**** EXTRACTED ENTRIES ****

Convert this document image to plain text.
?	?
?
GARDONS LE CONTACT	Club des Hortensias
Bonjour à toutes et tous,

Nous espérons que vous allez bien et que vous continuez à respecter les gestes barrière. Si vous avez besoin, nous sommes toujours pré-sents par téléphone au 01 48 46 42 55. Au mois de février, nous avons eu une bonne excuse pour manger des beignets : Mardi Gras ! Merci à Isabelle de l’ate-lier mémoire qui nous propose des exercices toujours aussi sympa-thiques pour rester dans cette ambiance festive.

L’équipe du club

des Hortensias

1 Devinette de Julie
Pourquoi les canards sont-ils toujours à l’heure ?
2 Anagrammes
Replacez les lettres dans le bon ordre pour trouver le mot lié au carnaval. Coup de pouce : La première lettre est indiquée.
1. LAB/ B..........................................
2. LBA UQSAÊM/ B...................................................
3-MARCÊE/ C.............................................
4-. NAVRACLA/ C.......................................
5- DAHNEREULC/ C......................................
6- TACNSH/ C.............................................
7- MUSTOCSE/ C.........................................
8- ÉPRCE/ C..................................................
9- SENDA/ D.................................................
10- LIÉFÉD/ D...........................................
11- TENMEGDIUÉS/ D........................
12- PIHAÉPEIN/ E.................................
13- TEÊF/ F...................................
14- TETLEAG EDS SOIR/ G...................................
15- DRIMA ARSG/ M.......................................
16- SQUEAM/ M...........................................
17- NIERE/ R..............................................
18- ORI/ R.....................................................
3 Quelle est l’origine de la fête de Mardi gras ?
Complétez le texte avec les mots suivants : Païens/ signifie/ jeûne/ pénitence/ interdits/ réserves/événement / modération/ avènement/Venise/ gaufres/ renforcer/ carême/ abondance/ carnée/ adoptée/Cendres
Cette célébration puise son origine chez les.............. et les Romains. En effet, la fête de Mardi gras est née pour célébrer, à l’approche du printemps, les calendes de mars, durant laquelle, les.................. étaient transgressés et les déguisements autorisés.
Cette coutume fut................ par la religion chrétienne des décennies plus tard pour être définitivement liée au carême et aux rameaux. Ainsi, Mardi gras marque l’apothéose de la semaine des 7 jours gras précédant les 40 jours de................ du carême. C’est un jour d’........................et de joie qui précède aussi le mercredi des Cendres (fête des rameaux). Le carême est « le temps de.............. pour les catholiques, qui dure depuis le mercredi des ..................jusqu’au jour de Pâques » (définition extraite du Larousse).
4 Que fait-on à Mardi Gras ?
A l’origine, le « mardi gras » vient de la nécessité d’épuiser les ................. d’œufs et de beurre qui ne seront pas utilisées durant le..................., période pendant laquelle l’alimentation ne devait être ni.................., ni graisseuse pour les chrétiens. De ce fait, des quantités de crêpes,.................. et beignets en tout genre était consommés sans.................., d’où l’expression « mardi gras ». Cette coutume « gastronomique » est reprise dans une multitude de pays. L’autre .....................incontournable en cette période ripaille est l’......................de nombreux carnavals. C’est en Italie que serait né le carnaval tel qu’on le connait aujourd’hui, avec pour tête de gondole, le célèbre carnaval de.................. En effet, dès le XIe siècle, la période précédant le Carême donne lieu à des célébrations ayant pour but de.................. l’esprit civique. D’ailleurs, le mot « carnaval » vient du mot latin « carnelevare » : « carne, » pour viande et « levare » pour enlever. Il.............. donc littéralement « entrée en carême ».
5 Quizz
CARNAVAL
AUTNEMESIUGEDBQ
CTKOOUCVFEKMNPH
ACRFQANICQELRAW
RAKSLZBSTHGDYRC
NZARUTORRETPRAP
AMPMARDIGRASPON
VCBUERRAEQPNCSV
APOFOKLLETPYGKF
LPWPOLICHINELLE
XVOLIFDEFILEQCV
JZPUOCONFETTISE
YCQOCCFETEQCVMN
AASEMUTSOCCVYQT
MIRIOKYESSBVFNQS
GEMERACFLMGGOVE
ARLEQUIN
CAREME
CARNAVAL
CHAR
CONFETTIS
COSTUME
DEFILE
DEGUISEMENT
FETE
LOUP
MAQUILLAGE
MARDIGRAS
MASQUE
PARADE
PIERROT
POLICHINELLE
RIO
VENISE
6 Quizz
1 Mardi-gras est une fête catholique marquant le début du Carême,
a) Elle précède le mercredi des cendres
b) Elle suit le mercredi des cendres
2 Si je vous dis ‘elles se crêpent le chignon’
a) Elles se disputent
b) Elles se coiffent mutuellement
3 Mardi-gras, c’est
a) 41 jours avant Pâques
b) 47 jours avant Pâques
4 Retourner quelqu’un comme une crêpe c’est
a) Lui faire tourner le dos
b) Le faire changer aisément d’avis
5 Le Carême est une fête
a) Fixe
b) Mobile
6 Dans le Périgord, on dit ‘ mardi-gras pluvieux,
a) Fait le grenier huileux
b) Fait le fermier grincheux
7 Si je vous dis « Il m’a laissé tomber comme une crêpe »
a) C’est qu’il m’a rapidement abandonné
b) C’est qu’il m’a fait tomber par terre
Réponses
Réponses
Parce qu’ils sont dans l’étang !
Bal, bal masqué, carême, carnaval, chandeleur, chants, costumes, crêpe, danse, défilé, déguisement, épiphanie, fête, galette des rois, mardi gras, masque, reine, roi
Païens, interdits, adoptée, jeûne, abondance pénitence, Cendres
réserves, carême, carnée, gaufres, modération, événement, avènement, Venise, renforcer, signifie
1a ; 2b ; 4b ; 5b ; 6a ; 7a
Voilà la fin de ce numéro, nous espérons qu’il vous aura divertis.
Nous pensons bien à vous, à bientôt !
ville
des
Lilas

****

TASK GOAL: From the records above, extract each line exactly as shown.

ANSWER TO THIS EXERCISE:
Convert this document image to plain text.
?	?
?
GARDONS LE CONTACT	Club des Hortensias
Bonjour à toutes et tous,

Nous espérons que vous allez bien et que vous continuez à respecter les gestes barrière. Si vous avez besoin, nous sommes toujours pré-sents par téléphone au 01 48 46 42 55. Au mois de février, nous avons eu une bonne excuse pour manger des beignets : Mardi Gras ! Merci à Isabelle de l’ate-lier mémoire qui nous propose des exercices toujours aussi sympa-thiques pour rester dans cette ambiance festive.

L’équipe du club

des Hortensias

1 Devinette de Julie
Pourquoi les canards sont-ils toujours à l’heure ?
2 Anagrammes
Replacez les lettres dans le bon ordre pour trouver le mot lié au carnaval. Coup de pouce : La première lettre est indiquée.
1. LAB/ B..........................................
2. LBA UQSAÊM/ B...................................................
3-MARCÊE/ C.............................................
4-. NAVRACLA/ C.......................................
5- DAHNEREULC/ C......................................
6- TACNSH/ C.............................................
7- MUSTOCSE/ C.........................................
8- ÉPRCE/ C..................................................
9- SENDA/ D.................................................
10- LIÉFÉD/ D...........................................
11- TENMEGDIUÉS/ D........................
12- PIHAÉPEIN/ E.................................
13- TEÊF/ F...................................
14- TETLEAG EDS SOIR/ G...................................
15- DRIMA ARSG/ M.......................................
16- SQUEAM/ M...........................................
17- NIERE/ R..............................................
18- ORI/ R.....................................................
3 Quelle est l’origine de la fête de Mardi gras ?
Complétez le texte avec les mots suivants : Païens/ signifie/ jeûne/ pénitence/ interdits/ réserves/événement / modération/ avènement/Venise/ gaufres/ renforcer/ carême/ abondance/ carnée/ adoptée/Cendres
Cette célébration puise son origine chez les.............. et les Romains. En effet, la fête de Mardi gras est née pour célébrer, à l’approche du printemps, les calendes de mars, durant laquelle, les.................. étaient transgressés et les déguisements autorisés.
Cette coutume fut................ par la religion chrétienne des décennies plus tard pour être définitivement liée au carême et aux rameaux. Ainsi, Mardi gras marque l’apothéose de la semaine des 7 jours gras précédant les 40 jours de................ du carême. C’est un jour d’........................et de joie qui précède aussi le mercredi des Cendres (fête des rameaux). Le carême est « le temps de.............. pour les catholiques, qui dure depuis le mercredi des ..................jusqu’au jour de Pâques » (définition extraite du Larousse).
4 Que fait-on à Mardi Gras ?
A l’origine, le « mardi gras » vient de la nécessité d’épuiser les ................. d’œufs et de beurre qui ne seront pas utilisées durant le..................., période pendant laquelle l’alimentation ne devait être ni.................., ni graisseuse pour les chrétiens. De ce fait, des quantités de crêpes,.................. et beignets en tout genre était consommés sans.................., d’où l’expression « mardi gras ». Cette coutume « gastronomique » est reprise dans une multitude de pays. L’autre .....................incontournable en cette période ripaille est l’......................de nombreux carnavals. C’est en Italie que serait né le carnaval tel qu’on le connait aujourd’hui, avec pour tête de gondole, le célèbre carnaval de.................. En effet, dès le XIe siècle, la période précédant le Carême donne lieu à des célébrations ayant pour but de.................. l’esprit civique. D’ailleurs, le mot « carnaval » vient du mot latin « carnelevare » : « carne, » pour viande et « levare » pour enlever. Il.............. donc littéralement « entrée en carême ».
5 Quizz
CARNAVAL
AUTNEMESIUGEDBQ
CTKOOUCVFEKMNPH
ACRFQANICQELRAW
RAKSLZBSTHGDYRC
NZARUTORRETPRAP
AMPMARDIGRASPON
VCBUERRAEQPNCSV
APOFOKLLETPYGKF
LPWPOLICHINELLE
XVOLIFDEFILEQCV
JZPUOCONFETTISE
YCQOCCFETEQCVMN
AASEMUTSOCCVYQT
MIRIOKYESSBVFNQS
GEMERACFLMGGOVE
ARLEQUIN
CAREME
CARNAVAL
CHAR
CONFETTIS
COSTUME
DEFILE
DEGUISEMENT
FETE
LOUP
MAQUILLAGE
MARDIGRAS
MASQUE
PARADE
PIERROT
POLICHINELLE
RIO
VENISE
6 Quizz
1 Mardi-gras est une fête catholique marquant le début du Carême,
a) Elle précède le mercredi des cendres
b) Elle suit le mercredi des cendres
2 Si je vous dis ‘elles se crêpent le chignon’
a) Elles se disputent
b) Elles se coiffent mutuellement
3 Mardi-gras, c’est
a) 41 jours avant Pâques
b) 47 jours avant Pâques
4 Retourner quelqu’un comme une crêpe c’est
a) Lui faire tourner le dos
b) Le faire changer aisément d’avis
5 Le Carême est une fête
a) Fixe
b) Mobile
6 Dans le Périgord, on dit ‘ mardi-gras pluvieux,
a) Fait le grenier huileux
b) Fait le fermier grincheux
7 Si je vous dis « Il m’a laissé tomber comme une crêpe »
a) C’est qu’il m’a rapidement abandonné
b) C’est qu’il m’a fait tomber par terre
Réponses
Réponses
Parce qu’ils sont dans l’étang !
Bal, bal masqué, carême, carnaval, chandeleur, chants, costumes, crêpe, danse, défilé, déguisement, épiphanie, fête, galette des rois, mardi gras, masque, reine, roi
Païens, interdits, adoptée, jeûne, abondance pénitence, Cendres
réserves, carême, carnée, gaufres, modération, événement, avènement, Venise, renforcer, signifie
1a ; 2b ; 4b ; 5b ; 6a ; 7a
Voilà la fin de ce numéro, nous espérons qu’il vous aura divertis.
Nous pensons bien à vous, à bientôt !
ville
des
Lilas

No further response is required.